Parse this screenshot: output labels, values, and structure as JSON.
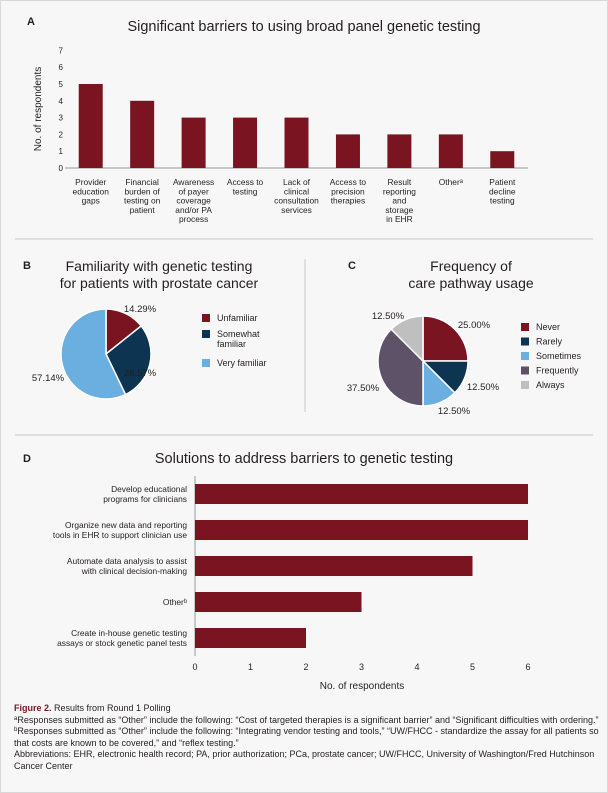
{
  "colors": {
    "maroon": "#7a1420",
    "navy": "#0d3450",
    "light_blue": "#6aafe0",
    "purple_gray": "#5e5269",
    "light_gray": "#bfbfbf"
  },
  "chart_data": [
    {
      "panel": "A",
      "type": "bar",
      "title": "Significant barriers to using broad panel genetic testing",
      "xlabel": "",
      "ylabel": "No. of respondents",
      "ylim": [
        0,
        7
      ],
      "yticks": [
        "0",
        "1",
        "2",
        "3",
        "4",
        "5",
        "6",
        "7"
      ],
      "categories": [
        [
          "Provider",
          "education",
          "gaps"
        ],
        [
          "Financial",
          "burden of",
          "testing on",
          "patient"
        ],
        [
          "Awareness",
          "of payer",
          "coverage",
          "and/or PA",
          "process"
        ],
        [
          "Access to",
          "testing"
        ],
        [
          "Lack of",
          "clinical",
          "consultation",
          "services"
        ],
        [
          "Access to",
          "precision",
          "therapies"
        ],
        [
          "Result",
          "reporting",
          "and",
          "storage",
          "in EHR"
        ],
        [
          "Otherᵃ"
        ],
        [
          "Patient",
          "decline",
          "testing"
        ]
      ],
      "values": [
        5,
        4,
        3,
        3,
        3,
        2,
        2,
        2,
        1
      ]
    },
    {
      "panel": "B",
      "type": "pie",
      "title": [
        "Familiarity with genetic testing",
        "for patients with prostate cancer"
      ],
      "slices": [
        {
          "label": "Unfamiliar",
          "value": 14.29,
          "display": "14.29%",
          "color": "#7a1420"
        },
        {
          "label": "Somewhat familiar",
          "legend_lines": [
            "Somewhat",
            "familiar"
          ],
          "value": 28.57,
          "display": "28.57%",
          "color": "#0d3450"
        },
        {
          "label": "Very familiar",
          "value": 57.14,
          "display": "57.14%",
          "color": "#6aafe0"
        }
      ]
    },
    {
      "panel": "C",
      "type": "pie",
      "title": [
        "Frequency of",
        "care pathway usage"
      ],
      "slices": [
        {
          "label": "Never",
          "value": 25.0,
          "display": "25.00%",
          "color": "#7a1420"
        },
        {
          "label": "Rarely",
          "value": 12.5,
          "display": "12.50%",
          "color": "#0d3450"
        },
        {
          "label": "Sometimes",
          "value": 12.5,
          "display": "12.50%",
          "color": "#6aafe0"
        },
        {
          "label": "Frequently",
          "value": 37.5,
          "display": "37.50%",
          "color": "#5e5269"
        },
        {
          "label": "Always",
          "value": 12.5,
          "display": "12.50%",
          "color": "#bfbfbf"
        }
      ]
    },
    {
      "panel": "D",
      "type": "bar",
      "orientation": "horizontal",
      "title": "Solutions to address barriers to genetic testing",
      "xlabel": "No. of respondents",
      "ylabel": "",
      "xlim": [
        0,
        6
      ],
      "xticks": [
        "0",
        "1",
        "2",
        "3",
        "4",
        "5",
        "6"
      ],
      "categories": [
        [
          "Develop educational",
          "programs for clinicians"
        ],
        [
          "Organize new data and reporting",
          "tools in EHR to support clinician use"
        ],
        [
          "Automate data analysis to assist",
          "with clinical decision-making"
        ],
        [
          "Otherᵇ"
        ],
        [
          "Create in-house genetic testing",
          "assays or stock genetic panel tests"
        ]
      ],
      "values": [
        6,
        6,
        5,
        3,
        2
      ]
    }
  ],
  "caption": {
    "figure_label": "Figure 2.",
    "figure_text": " Results from Round 1 Polling",
    "note_a_mark": "a",
    "note_a": "Responses submitted as “Other” include the following: “Cost of targeted therapies is a significant barrier” and “Significant difficulties with ordering.”",
    "note_b_mark": "b",
    "note_b": "Responses submitted as “Other” include the following: “Integrating vendor testing and tools,” “UW/FHCC - standardize the assay for all patients so that costs are known to be covered,” and “reflex testing.”",
    "abbreviations": "Abbreviations: EHR, electronic health record; PA, prior authorization; PCa, prostate cancer; UW/FHCC, University of Washington/Fred Hutchinson Cancer Center"
  }
}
-------
- Directions for this task
Lines containing the word "include": copy every one of them from the records above.

- Solved problem
    "note_a": "Responses submitted as “Other” include the following: “Cost of targeted therapies is a significant barrier” and “Significant difficulties with ordering.”",
    "note_b": "Responses submitted as “Other” include the following: “Integrating vendor testing and tools,” “UW/FHCC - standardize the assay for all patients so that costs are known to be covered,” and “reflex testing.”",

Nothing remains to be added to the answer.